TASK GOAL
Locate the lines of the listing below that hold "Mass", then copy each of them.

====== DATA PROVIDED ======

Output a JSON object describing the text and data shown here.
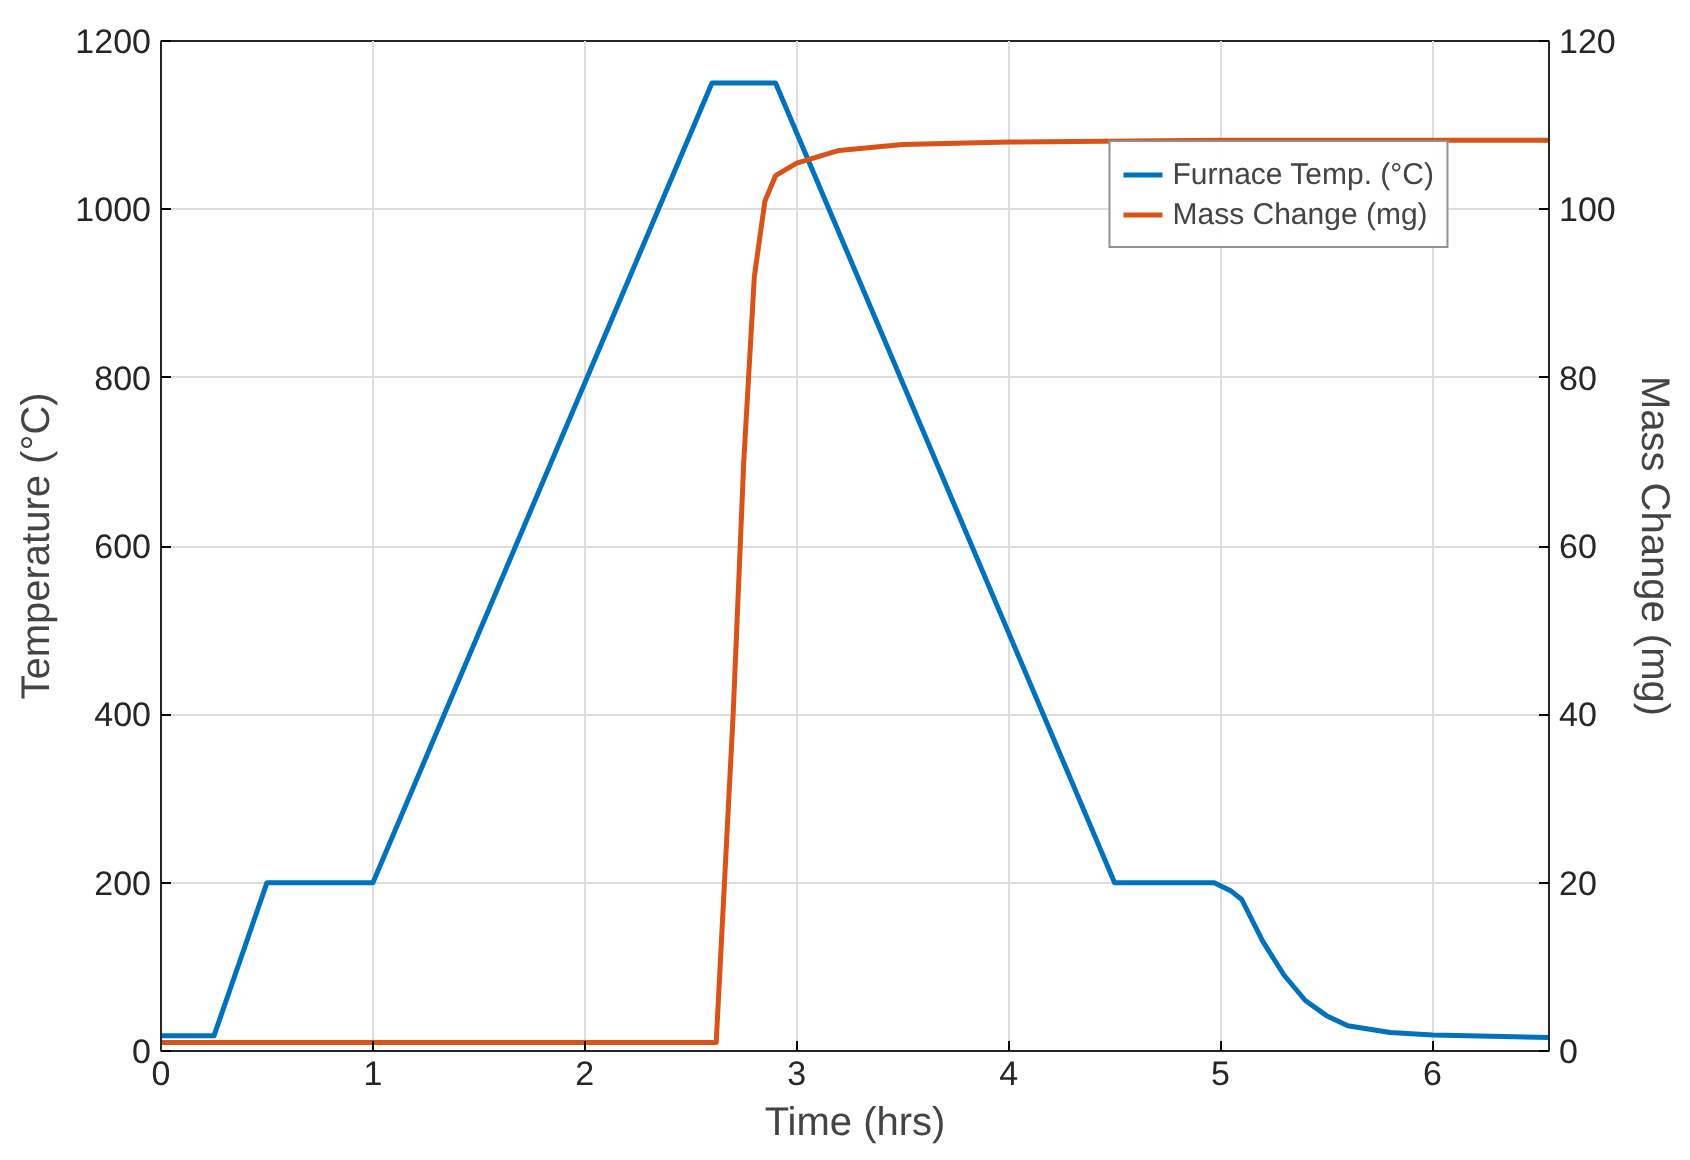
{
  "chart_data": {
    "type": "line",
    "xlabel": "Time (hrs)",
    "ylabel": "Temperature (°C)",
    "y2label": "Mass Change (mg)",
    "xlim": [
      0,
      6.55
    ],
    "xticks": [
      0,
      1,
      2,
      3,
      4,
      5,
      6
    ],
    "ylim": [
      0,
      1200
    ],
    "yticks": [
      0,
      200,
      400,
      600,
      800,
      1000,
      1200
    ],
    "y2lim": [
      0,
      120
    ],
    "y2ticks": [
      0,
      20,
      40,
      60,
      80,
      100,
      120
    ],
    "grid": true,
    "legend": "top right",
    "line_style": "solid",
    "series": [
      {
        "name": "Furnace Temp. (°C)",
        "color": "#0072bd",
        "x": [
          0,
          0.25,
          0.5,
          1.0,
          2.6,
          2.9,
          4.5,
          4.97,
          5.05,
          5.1,
          5.2,
          5.3,
          5.4,
          5.5,
          5.6,
          5.8,
          6.0,
          6.55
        ],
        "values": [
          18,
          18,
          200,
          200,
          1150,
          1150,
          200,
          200,
          190,
          180,
          130,
          90,
          60,
          42,
          30,
          22,
          19,
          16
        ]
      },
      {
        "name": "Mass Change (mg)",
        "color": "#d95319",
        "axis": "y2",
        "x": [
          0,
          2.6,
          2.62,
          2.7,
          2.75,
          2.8,
          2.85,
          2.9,
          3.0,
          3.2,
          3.5,
          4.0,
          5.0,
          6.55
        ],
        "values": [
          1,
          1,
          1,
          40,
          70,
          92,
          101,
          104,
          105.5,
          107,
          107.7,
          108,
          108.2,
          108.2
        ]
      }
    ]
  }
}
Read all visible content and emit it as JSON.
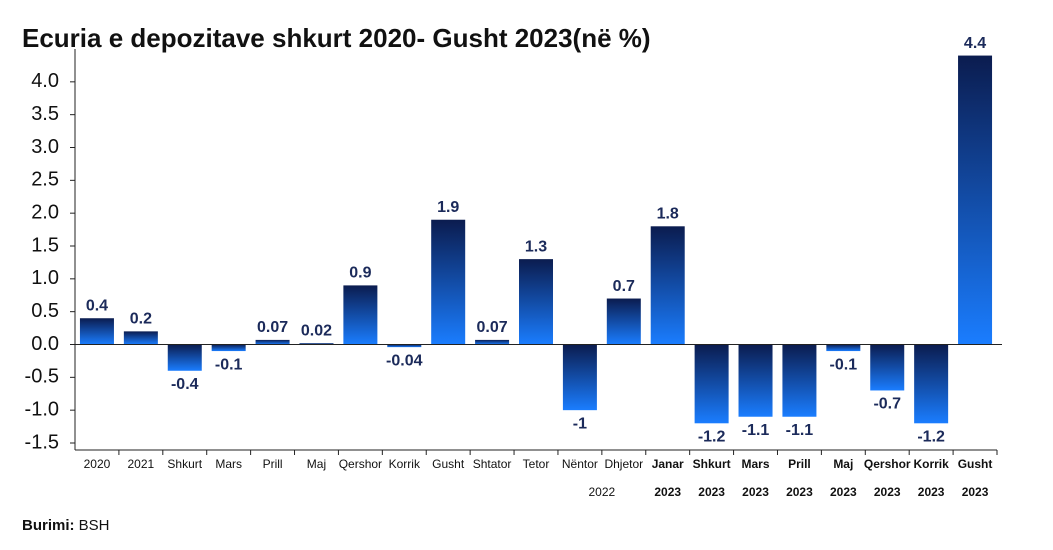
{
  "chart_data": {
    "type": "bar",
    "title": "Ecuria e depozitave shkurt 2020- Gusht 2023(në %)",
    "categories": [
      "2020",
      "2021",
      "Shkurt",
      "Mars",
      "Prill",
      "Maj",
      "Qershor",
      "Korrik",
      "Gusht",
      "Shtator",
      "Tetor",
      "Nëntor",
      "Dhjetor",
      "Janar",
      "Shkurt",
      "Mars",
      "Prill",
      "Maj",
      "Qershor",
      "Korrik",
      "Gusht"
    ],
    "sublabels": [
      null,
      null,
      null,
      null,
      null,
      null,
      null,
      null,
      null,
      null,
      null,
      "2022",
      null,
      "2023",
      "2023",
      "2023",
      "2023",
      "2023",
      "2023",
      "2023",
      "2023"
    ],
    "values": [
      0.4,
      0.2,
      -0.4,
      -0.1,
      0.07,
      0.02,
      0.9,
      -0.04,
      1.9,
      0.07,
      1.3,
      -1,
      0.7,
      1.8,
      -1.2,
      -1.1,
      -1.1,
      -0.1,
      -0.7,
      -1.2,
      4.4
    ],
    "color_top": "#0b1c4f",
    "color_bottom": "#1a7dff",
    "ylim": [
      -1.5,
      4.5
    ],
    "yticks": [
      -1.5,
      {
        "value": -1,
        "label": "-1.0"
      },
      -0.5,
      {
        "value": 0,
        "label": "0.0"
      },
      0.5,
      {
        "value": 1,
        "label": "1.0"
      },
      1.5,
      {
        "value": 2,
        "label": "2.0"
      },
      2.5,
      {
        "value": 3,
        "label": "3.0"
      },
      3.5,
      {
        "value": 4,
        "label": "4.0"
      }
    ],
    "source_label": "Burimi:",
    "source": "BSH"
  }
}
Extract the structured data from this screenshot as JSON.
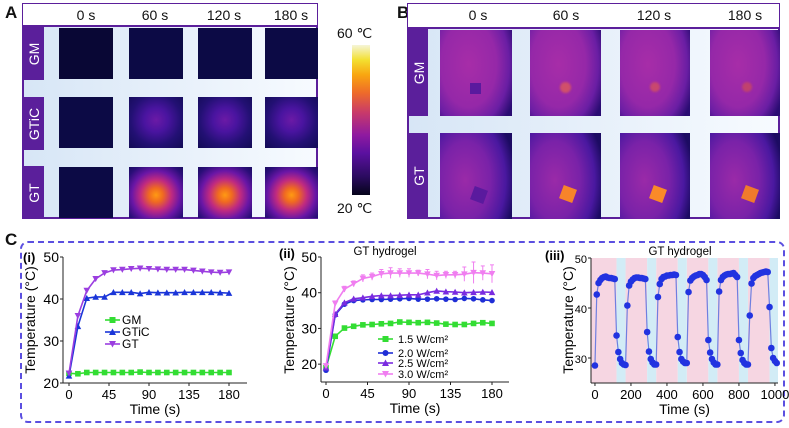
{
  "panel_a": {
    "label": "A",
    "time_labels": [
      "0 s",
      "60 s",
      "120 s",
      "180 s"
    ],
    "row_labels": [
      "GM",
      "GTiC",
      "GT"
    ],
    "colorbar": {
      "max_label": "60 ℃",
      "min_label": "20 ℃",
      "colormap": "inferno"
    }
  },
  "panel_b": {
    "label": "B",
    "time_labels": [
      "0 s",
      "60 s",
      "120 s",
      "180 s"
    ],
    "row_labels": [
      "GM",
      "GT"
    ]
  },
  "panel_c": {
    "label": "C",
    "border_color": "#5b4fe0"
  },
  "chart_data": [
    {
      "id": "i",
      "panel_label": "(i)",
      "type": "line",
      "title": "",
      "xlabel": "Time (s)",
      "ylabel": "Temperature (°C)",
      "xlim": [
        0,
        180
      ],
      "ylim": [
        20,
        50
      ],
      "xticks": [
        0,
        45,
        90,
        135,
        180
      ],
      "yticks": [
        20,
        30,
        40,
        50
      ],
      "legend_placement": "center",
      "x": [
        0,
        10,
        20,
        30,
        40,
        50,
        60,
        70,
        80,
        90,
        100,
        110,
        120,
        130,
        140,
        150,
        160,
        170,
        180
      ],
      "series": [
        {
          "name": "GM",
          "color": "#33dd33",
          "marker": "square",
          "values": [
            22.3,
            22.2,
            22.5,
            22.5,
            22.5,
            22.5,
            22.5,
            22.5,
            22.6,
            22.5,
            22.5,
            22.5,
            22.5,
            22.5,
            22.5,
            22.5,
            22.5,
            22.5,
            22.5
          ]
        },
        {
          "name": "GTiC",
          "color": "#1a35d8",
          "marker": "triangle-up",
          "values": [
            21.7,
            33.5,
            40.2,
            40.5,
            40.5,
            41.6,
            41.6,
            41.6,
            41.3,
            41.6,
            41.5,
            41.5,
            41.5,
            41.6,
            41.6,
            41.6,
            41.6,
            41.5,
            41.4
          ]
        },
        {
          "name": "GT",
          "color": "#9b3ee0",
          "marker": "triangle-down",
          "values": [
            22.3,
            36,
            42,
            44.8,
            46.2,
            46.9,
            47,
            47.2,
            47.3,
            47.2,
            47.1,
            47,
            47,
            47,
            46.8,
            46.6,
            46.4,
            46.3,
            46.4
          ]
        }
      ]
    },
    {
      "id": "ii",
      "panel_label": "(ii)",
      "type": "line",
      "title": "GT hydrogel",
      "xlabel": "Time (s)",
      "ylabel": "Temperature (°C)",
      "xlim": [
        0,
        180
      ],
      "ylim": [
        15,
        50
      ],
      "xticks": [
        0,
        45,
        90,
        135,
        180
      ],
      "yticks": [
        20,
        30,
        40,
        50
      ],
      "legend_placement": "bottom-center",
      "x": [
        0,
        10,
        20,
        30,
        40,
        50,
        60,
        70,
        80,
        90,
        100,
        110,
        120,
        130,
        140,
        150,
        160,
        170,
        180
      ],
      "series": [
        {
          "name": "1.5 W/cm²",
          "color": "#33dd33",
          "marker": "square",
          "values": [
            19,
            27.8,
            30.1,
            30.6,
            31,
            31.1,
            31.3,
            31.4,
            31.8,
            31.7,
            31.6,
            31.7,
            31.5,
            31.2,
            31.1,
            31.1,
            31.4,
            31.6,
            31.4
          ]
        },
        {
          "name": "2.0 W/cm²",
          "color": "#1f2ed6",
          "marker": "circle",
          "values": [
            18.3,
            33.8,
            36.8,
            37.8,
            38,
            38.1,
            38.1,
            38.2,
            38.3,
            38.4,
            38.2,
            38.2,
            38.3,
            38.2,
            38.1,
            38.4,
            38.3,
            38,
            37.8
          ]
        },
        {
          "name": "2.5 W/cm²",
          "color": "#7a2be0",
          "marker": "triangle-up",
          "values": [
            19,
            34,
            37.2,
            38.3,
            38.6,
            39,
            39.2,
            39.2,
            39.3,
            39.4,
            39.4,
            40,
            40.5,
            40.3,
            40.2,
            40,
            40.1,
            40.2,
            40.1
          ]
        },
        {
          "name": "3.0 W/cm²",
          "color": "#f07ef0",
          "marker": "triangle-down",
          "values": [
            19.5,
            37,
            41,
            42.5,
            44,
            44.5,
            45.3,
            45.5,
            45.5,
            45.5,
            45.5,
            45.2,
            44.8,
            45,
            45,
            45.2,
            45.6,
            45.5,
            45.3
          ],
          "error": [
            0.5,
            0.7,
            0.8,
            0.8,
            1,
            1,
            1.2,
            1.5,
            1.2,
            1.2,
            0.8,
            1.3,
            1.2,
            1,
            1,
            2,
            3,
            2,
            2.5
          ]
        }
      ]
    },
    {
      "id": "iii",
      "panel_label": "(iii)",
      "type": "line",
      "title": "GT hydrogel",
      "xlabel": "Time (s)",
      "ylabel": "Temperature (°C)",
      "xlim": [
        -22,
        1017
      ],
      "ylim": [
        25,
        50
      ],
      "xticks": [
        0,
        200,
        400,
        600,
        800,
        1000
      ],
      "yticks": [
        30,
        40,
        50
      ],
      "background_bands": {
        "laser_on_color": "#f6d6e2",
        "laser_off_color": "#d2ecf6",
        "on": [
          [
            -22,
            120
          ],
          [
            170,
            290
          ],
          [
            340,
            460
          ],
          [
            510,
            630
          ],
          [
            680,
            800
          ],
          [
            850,
            970
          ]
        ],
        "off": [
          [
            120,
            170
          ],
          [
            290,
            340
          ],
          [
            460,
            510
          ],
          [
            630,
            680
          ],
          [
            800,
            850
          ],
          [
            970,
            1017
          ]
        ]
      },
      "series": [
        {
          "color": "#2233e0",
          "line_color": "#6f7fe0",
          "marker": "circle",
          "x": [
            0,
            10,
            20,
            30,
            40,
            50,
            60,
            70,
            80,
            90,
            100,
            110,
            120,
            130,
            140,
            150,
            160,
            170,
            180,
            190,
            200,
            210,
            220,
            230,
            240,
            250,
            260,
            270,
            280,
            290,
            300,
            310,
            320,
            330,
            340,
            350,
            360,
            370,
            380,
            390,
            400,
            410,
            420,
            430,
            440,
            450,
            460,
            470,
            480,
            490,
            500,
            510,
            520,
            530,
            540,
            550,
            560,
            570,
            580,
            590,
            600,
            610,
            620,
            630,
            640,
            650,
            660,
            670,
            680,
            690,
            700,
            710,
            720,
            730,
            740,
            750,
            760,
            770,
            780,
            790,
            800,
            810,
            820,
            830,
            840,
            850,
            860,
            870,
            880,
            890,
            900,
            910,
            920,
            930,
            940,
            950,
            960,
            970,
            980,
            990,
            1000,
            1010
          ],
          "values": [
            28.5,
            42.7,
            45,
            45.6,
            46,
            46.2,
            46.3,
            46.1,
            46,
            46,
            45.9,
            45.8,
            34.5,
            31.2,
            29.8,
            29,
            28.7,
            28.6,
            40.5,
            44.5,
            45.3,
            45.7,
            46,
            46.1,
            46.1,
            46,
            46,
            45.9,
            45.8,
            35.2,
            31.3,
            29.8,
            29.1,
            28.7,
            28.7,
            42.2,
            44.8,
            45.8,
            46.2,
            46.3,
            46.5,
            46.5,
            46.6,
            46.6,
            46.7,
            46.6,
            34.2,
            31.2,
            29.8,
            29.3,
            29.0,
            29.0,
            43.2,
            45.5,
            46,
            46.3,
            46.5,
            46.6,
            46.8,
            46.8,
            46.6,
            46.2,
            45.6,
            33.6,
            31.1,
            29.8,
            29.1,
            28.7,
            28.7,
            43.3,
            45.6,
            46.2,
            46.5,
            46.7,
            46.8,
            46.8,
            46.9,
            47,
            46.6,
            46.2,
            33.6,
            31,
            29.6,
            29,
            28.7,
            28.7,
            38.5,
            44.9,
            46,
            46.4,
            46.6,
            46.8,
            47,
            47.1,
            47.2,
            47.3,
            47.2,
            40.2,
            32,
            30,
            29.4,
            29.0
          ]
        }
      ]
    }
  ]
}
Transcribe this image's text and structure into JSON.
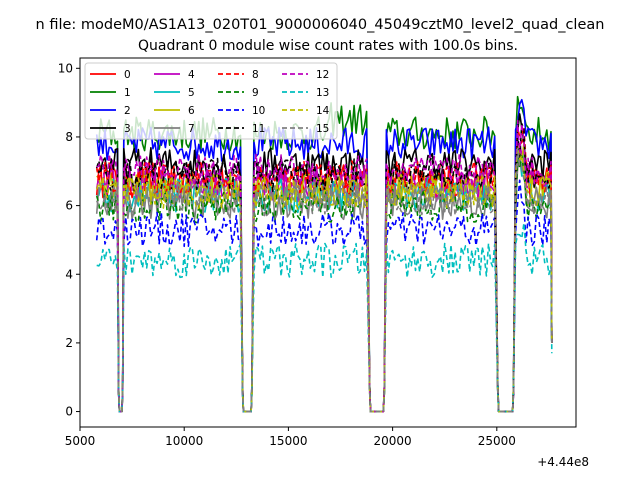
{
  "figure": {
    "suptitle": "n file: modeM0/AS1A13_020T01_9000006040_45049cztM0_level2_quad_clean",
    "title": "Quadrant 0 module wise count rates with 100.0s bins.",
    "offset_label": "+4.44e8"
  },
  "chart_data": {
    "type": "line",
    "title": "Quadrant 0 module wise count rates with 100.0s bins.",
    "xlabel": "",
    "ylabel": "",
    "x_offset": 444000000,
    "xlim": [
      5000,
      28800
    ],
    "ylim": [
      -0.45,
      10.3
    ],
    "xticks": [
      5000,
      10000,
      15000,
      20000,
      25000
    ],
    "xtick_labels": [
      "5000",
      "10000",
      "15000",
      "20000",
      "25000"
    ],
    "yticks": [
      0,
      2,
      4,
      6,
      8,
      10
    ],
    "ytick_labels": [
      "0",
      "2",
      "4",
      "6",
      "8",
      "10"
    ],
    "grid": false,
    "legend_position": "upper-left",
    "segments": [
      {
        "x_start": 5800,
        "x_end": 6800,
        "gap_start": 6850,
        "gap_end": 7050
      },
      {
        "x_start": 7100,
        "x_end": 12700,
        "gap_start": 12800,
        "gap_end": 13250
      },
      {
        "x_start": 13350,
        "x_end": 18800,
        "gap_start": 18900,
        "gap_end": 19600
      },
      {
        "x_start": 19700,
        "x_end": 24900,
        "gap_start": 25050,
        "gap_end": 25800
      },
      {
        "x_start": 25900,
        "x_end": 27600,
        "gap_start": null,
        "gap_end": null
      }
    ],
    "series": [
      {
        "name": "0",
        "color": "#ff0000",
        "dash": "solid",
        "level": 6.7
      },
      {
        "name": "1",
        "color": "#008000",
        "dash": "solid",
        "level": 8.1
      },
      {
        "name": "2",
        "color": "#0000ff",
        "dash": "solid",
        "level": 7.8
      },
      {
        "name": "3",
        "color": "#000000",
        "dash": "solid",
        "level": 7.2
      },
      {
        "name": "4",
        "color": "#bf00bf",
        "dash": "solid",
        "level": 6.6
      },
      {
        "name": "5",
        "color": "#00bfbf",
        "dash": "solid",
        "level": 6.3
      },
      {
        "name": "6",
        "color": "#bfbf00",
        "dash": "solid",
        "level": 6.5
      },
      {
        "name": "7",
        "color": "#808080",
        "dash": "solid",
        "level": 6.1
      },
      {
        "name": "8",
        "color": "#ff0000",
        "dash": "dashed",
        "level": 6.8
      },
      {
        "name": "9",
        "color": "#008000",
        "dash": "dashed",
        "level": 6.0
      },
      {
        "name": "10",
        "color": "#0000ff",
        "dash": "dashed",
        "level": 5.3
      },
      {
        "name": "11",
        "color": "#000000",
        "dash": "dashed",
        "level": 6.9
      },
      {
        "name": "12",
        "color": "#bf00bf",
        "dash": "dashed",
        "level": 7.0
      },
      {
        "name": "13",
        "color": "#00bfbf",
        "dash": "dashed",
        "level": 4.4
      },
      {
        "name": "14",
        "color": "#bfbf00",
        "dash": "dashed",
        "level": 6.4
      },
      {
        "name": "15",
        "color": "#808080",
        "dash": "dashed",
        "level": 6.2
      }
    ]
  }
}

======

TASK OUTPUT
    "y2label": "Mass Change (mg)",
        "name": "Mass Change (mg)",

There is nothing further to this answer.